EXERCISE AIM: Word for word, set down the records and skip each picture.

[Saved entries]
★ ★ ★ ★ ★ ★ ★
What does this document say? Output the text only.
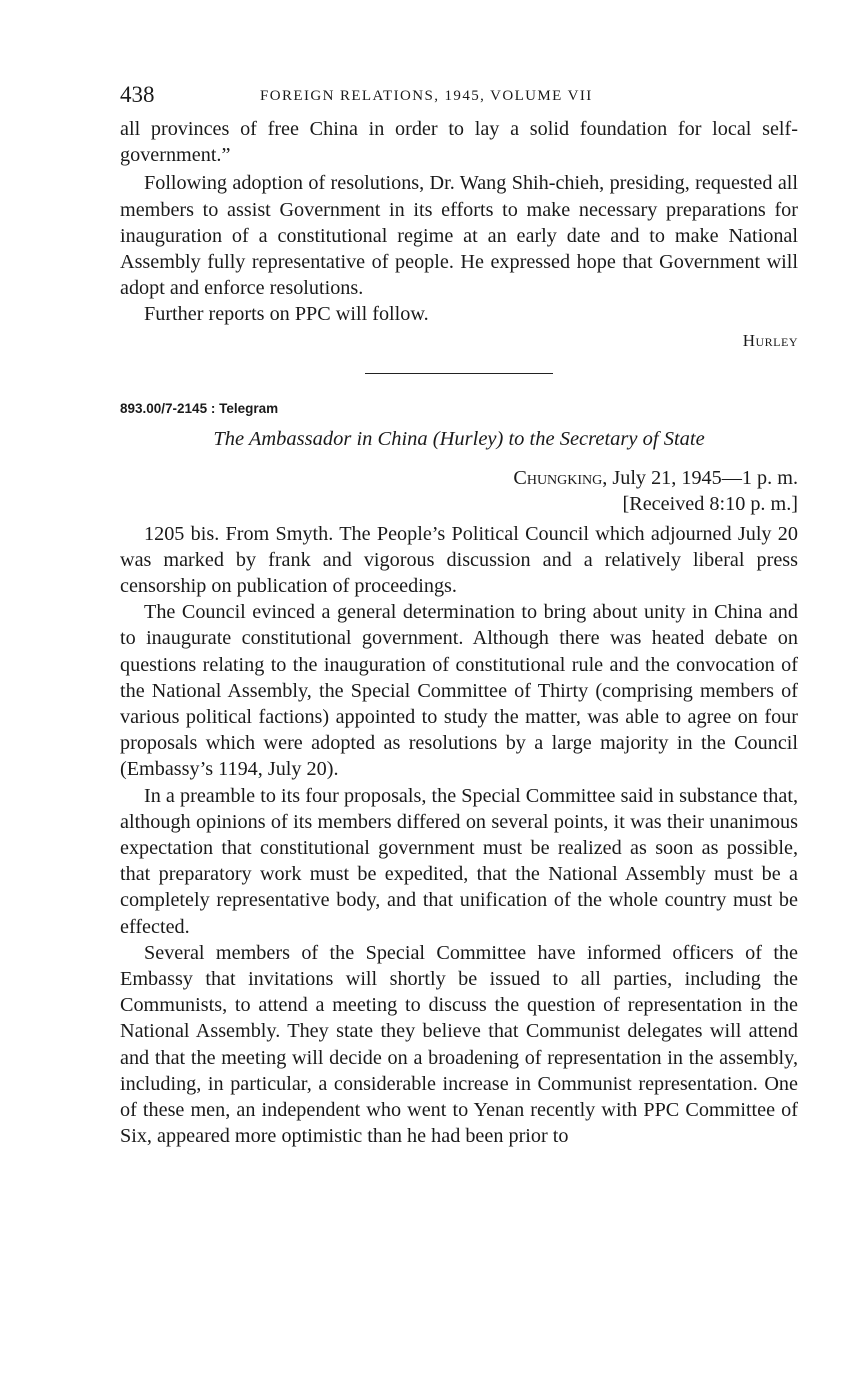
438	FOREIGN RELATIONS, 1945, VOLUME VII

all provinces of free China in order to lay a solid foundation for local self-government.”

Following adoption of resolutions, Dr. Wang Shih-chieh, presiding, requested all members to assist Government in its efforts to make necessary preparations for inauguration of a constitutional regime at an early date and to make National Assembly fully representative of people. He expressed hope that Government will adopt and enforce resolutions.

Further reports on PPC will follow.

Hurley

893.00/7-2145 : Telegram

The Ambassador in China (Hurley) to the Secretary of State

Chungking, July 21, 1945—1 p. m.

[Received 8:10 p. m.]

1205 bis. From Smyth. The People’s Political Council which adjourned July 20 was marked by frank and vigorous discussion and a relatively liberal press censorship on publication of proceedings.

The Council evinced a general determination to bring about unity in China and to inaugurate constitutional government. Although there was heated debate on questions relating to the inauguration of constitutional rule and the convocation of the National Assembly, the Special Committee of Thirty (comprising members of various political factions) appointed to study the matter, was able to agree on four proposals which were adopted as resolutions by a large majority in the Council (Embassy’s 1194, July 20).

In a preamble to its four proposals, the Special Committee said in substance that, although opinions of its members differed on several points, it was their unanimous expectation that constitutional government must be realized as soon as possible, that preparatory work must be expedited, that the National Assembly must be a completely representative body, and that unification of the whole country must be effected.

Several members of the Special Committee have informed officers of the Embassy that invitations will shortly be issued to all parties, including the Communists, to attend a meeting to discuss the question of representation in the National Assembly. They state they believe that Communist delegates will attend and that the meeting will decide on a broadening of representation in the assembly, including, in particular, a considerable increase in Communist representation. One of these men, an independent who went to Yenan recently with PPC Committee of Six, appeared more optimistic than he had been prior to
★ ★ ★ ★ ★ ★ ★
THE REPLY:
What does this document say? Output the text only.
438	FOREIGN RELATIONS, 1945, VOLUME VII

all provinces of free China in order to lay a solid foundation for local self-government.”

Following adoption of resolutions, Dr. Wang Shih-chieh, presiding, requested all members to assist Government in its efforts to make necessary preparations for inauguration of a constitutional regime at an early date and to make National Assembly fully representative of people. He expressed hope that Government will adopt and enforce resolutions.

Further reports on PPC will follow.

Hurley

893.00/7-2145 : Telegram

The Ambassador in China (Hurley) to the Secretary of State

Chungking, July 21, 1945—1 p. m.

[Received 8:10 p. m.]

1205 bis. From Smyth. The People’s Political Council which adjourned July 20 was marked by frank and vigorous discussion and a relatively liberal press censorship on publication of proceedings.

The Council evinced a general determination to bring about unity in China and to inaugurate constitutional government. Although there was heated debate on questions relating to the inauguration of constitutional rule and the convocation of the National Assembly, the Special Committee of Thirty (comprising members of various political factions) appointed to study the matter, was able to agree on four proposals which were adopted as resolutions by a large majority in the Council (Embassy’s 1194, July 20).

In a preamble to its four proposals, the Special Committee said in substance that, although opinions of its members differed on several points, it was their unanimous expectation that constitutional government must be realized as soon as possible, that preparatory work must be expedited, that the National Assembly must be a completely representative body, and that unification of the whole country must be effected.

Several members of the Special Committee have informed officers of the Embassy that invitations will shortly be issued to all parties, including the Communists, to attend a meeting to discuss the question of representation in the National Assembly. They state they believe that Communist delegates will attend and that the meeting will decide on a broadening of representation in the assembly, including, in particular, a considerable increase in Communist representation. One of these men, an independent who went to Yenan recently with PPC Committee of Six, appeared more optimistic than he had been prior to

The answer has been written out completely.